Written request 1: Using the article on rewriting netcat in Rust, decide whether each statement agrees with it: (a) Rust's standard library provides an async runtime. (b) The earlier tool netfeline could not be shared because it is private to Microsoft. (c) Tokio's stdin handle is best suited to interactive use. Answer yes or no for each and quote the words of the text that settle it.

Source:
So I took matters into my own hands--because I love having tools--and wrote my own replacement called netfeline. It got the job done for me at work, but it had just one problem: it is private to Microsoft, so I can't share it with anyone. And I'm not sure I'd want to; it's not my best work by a long shot. Now we arrive at April 2023 and I'm trying to get better at Rust and finally got the itch to rewrite netcat as an open source project.

Early Choices

Right from the beginning I knew I wanted to try using Rust's async/await functionality, but the current state of async programming in Rust is a bit weird. The language and compiler have support for certain keywords like async, but there's no standard library that provides an async runtime, which is needed to actually execute asynchronous tasks. The Rust async book has a good chapter on the state of the ecosystem.

So I started by using Tokio, a popular async runtime. The docs and samples helped me get a simple outbound TCP connection working. The Rust async book also had a lot of good explanations, both practical and digging into the details of what a runtime does.

When I work on projects, I like to add breadth first before depth. I want to stretch the code as broadly as it needs to go and see minimal functionality across all the features I want before I polish them. I find this helps me sort out all the structural questions I have. As I'll describe, I had to do a lot of stretching and restructuring throughout this project.

To start with, I got a TCP client and server and UDP listener and sender all minimally working. This set up the code to handle four major, simple scenarios: TCP/UDP and listener/sender, all of which have slightly different ways to work with them.

Wrestling with user input

The Tokio library I am using also provides wrappers for stdin and stdout. Unfortunately I found that this didn't work well for me. From Tokio's stdin docs:

This handle is best used for non-interactive uses, such as when a file is piped into the application. For technical reasons, stdin is implemented by using an ordinary blocking read on a separate thread, and it is impossible to cancel that read. This can make shutdown of the runtime hang until the user presses enter.

Written request 2: Output the lines of the records from the one containing "diagonal-label: As [65, 35, 80, 48]" up to and including the one containing "coefficient-label: −0.15 [408, 201, 442, 214]", unchanged.

Rows from a layout dataset:
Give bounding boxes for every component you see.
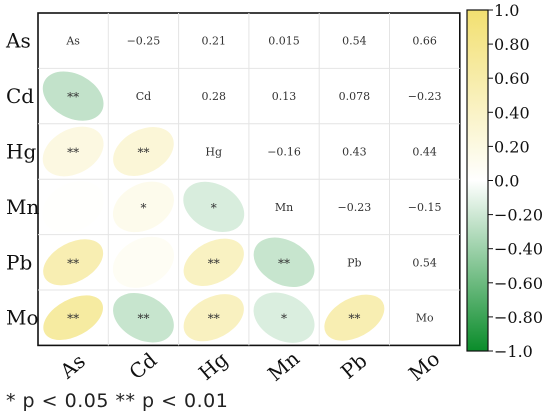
diagonal-label: As [65, 35, 80, 48]
coefficient-label: 0.66 [412, 35, 437, 48]
colorbar-tick-label: −1.0 [494, 342, 533, 361]
x-tick-label: Cd [124, 348, 161, 385]
significance-mark: * [140, 201, 146, 215]
correlation-ellipse [113, 292, 174, 343]
colorbar-tick-label: −0.60 [494, 274, 543, 293]
correlation-ellipse [183, 238, 244, 286]
correlation-ellipse [183, 181, 245, 233]
coefficient-label: −0.23 [337, 201, 371, 214]
significance-mark: ** [67, 90, 79, 104]
coefficient-label: 0.078 [339, 90, 371, 103]
x-tick-label: As [55, 349, 90, 384]
coefficient-label: −0.15 [408, 201, 442, 214]
x-tick-label: Hg [194, 347, 233, 385]
y-tick-label: Mn [6, 195, 39, 219]
colorbar [466, 9, 489, 352]
significance-mark: ** [278, 256, 290, 270]
coefficient-label: −0.16 [267, 146, 301, 159]
colorbar-tick-label: 0.80 [494, 35, 530, 54]
diagonal-label: Mo [416, 312, 434, 325]
significance-mark: ** [208, 312, 220, 326]
coefficient-label: 0.43 [342, 146, 367, 159]
y-tick-label: As [5, 29, 31, 53]
correlation-ellipse [253, 292, 315, 343]
x-tick-label: Mn [263, 346, 304, 386]
significance-mark: ** [348, 312, 360, 326]
colorbar-tick-label: 0.20 [494, 137, 530, 156]
coefficient-label: −0.25 [127, 35, 161, 48]
coefficient-label: 0.13 [272, 90, 297, 103]
x-tick-label: Pb [336, 348, 372, 383]
significance-mark: ** [67, 146, 79, 160]
colorbar-tick-label: −0.40 [494, 240, 543, 259]
colorbar-tick-label: 0.40 [494, 103, 530, 122]
diagonal-label: Mn [275, 201, 293, 214]
y-tick-label: Mo [6, 306, 39, 330]
y-tick-label: Cd [6, 84, 34, 108]
correlation-ellipse [43, 295, 103, 341]
coefficient-label: 0.015 [268, 35, 300, 48]
coefficient-label: 0.21 [202, 35, 227, 48]
correlation-ellipse [42, 126, 104, 177]
diagonal-label: Pb [347, 256, 361, 269]
colorbar-tick-label: 1.0 [494, 1, 519, 20]
significance-mark: ** [67, 312, 79, 326]
coefficient-label: 0.28 [202, 90, 227, 103]
diagonal-label: Hg [205, 146, 222, 159]
correlation-ellipse [43, 239, 104, 286]
diagonal-label: Cd [136, 90, 151, 103]
colorbar-tick-label: −0.80 [494, 308, 543, 327]
colorbar-tick-label: 0.0 [494, 172, 519, 191]
correlation-ellipse [112, 181, 174, 233]
coefficient-label: −0.23 [408, 90, 442, 103]
x-tick-label: Mo [404, 346, 444, 385]
correlation-ellipse [253, 237, 315, 288]
correlation-ellipse [324, 294, 385, 341]
significance-footnote: * p < 0.05 ** p < 0.01 [6, 390, 229, 412]
coefficient-label: 0.54 [342, 35, 367, 48]
significance-mark: ** [137, 146, 149, 160]
y-tick-label: Pb [6, 250, 32, 274]
correlation-ellipse [42, 71, 104, 121]
correlation-ellipse [183, 294, 244, 342]
correlation-chart: As −0.25 0.21 0.015 0.54 0.66** Cd 0.28 0.13 0.07… [5, 1, 543, 386]
coefficient-label: 0.54 [412, 256, 437, 269]
significance-mark: ** [208, 256, 220, 270]
significance-mark: ** [137, 312, 149, 326]
correlation-ellipse [113, 127, 174, 176]
colorbar-tick-label: 0.60 [494, 69, 530, 88]
significance-mark: * [281, 312, 287, 326]
coefficient-label: 0.44 [412, 146, 437, 159]
colorbar-tick-label: −0.20 [494, 206, 543, 225]
correlation-ellipse [112, 236, 175, 288]
significance-mark: ** [67, 256, 79, 270]
correlation-ellipse [42, 181, 104, 233]
y-tick-label: Hg [6, 140, 36, 164]
significance-mark: * [211, 201, 217, 215]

Finished answer 1:
(a) No: "there's no standard library that provides an async runtime"
(b) Yes: "it is private to Microsoft, so I can't share it with anyone"
(c) No: "This handle is best used for non-interactive uses"

Finished answer 2:
diagonal-label: As [65, 35, 80, 48]
coefficient-label: 0.66 [412, 35, 437, 48]
colorbar-tick-label: −1.0 [494, 342, 533, 361]
x-tick-label: Cd [124, 348, 161, 385]
significance-mark: * [140, 201, 146, 215]
correlation-ellipse [113, 292, 174, 343]
colorbar-tick-label: −0.60 [494, 274, 543, 293]
correlation-ellipse [183, 238, 244, 286]
correlation-ellipse [183, 181, 245, 233]
coefficient-label: −0.23 [337, 201, 371, 214]
significance-mark: ** [67, 90, 79, 104]
coefficient-label: 0.078 [339, 90, 371, 103]
x-tick-label: As [55, 349, 90, 384]
coefficient-label: −0.15 [408, 201, 442, 214]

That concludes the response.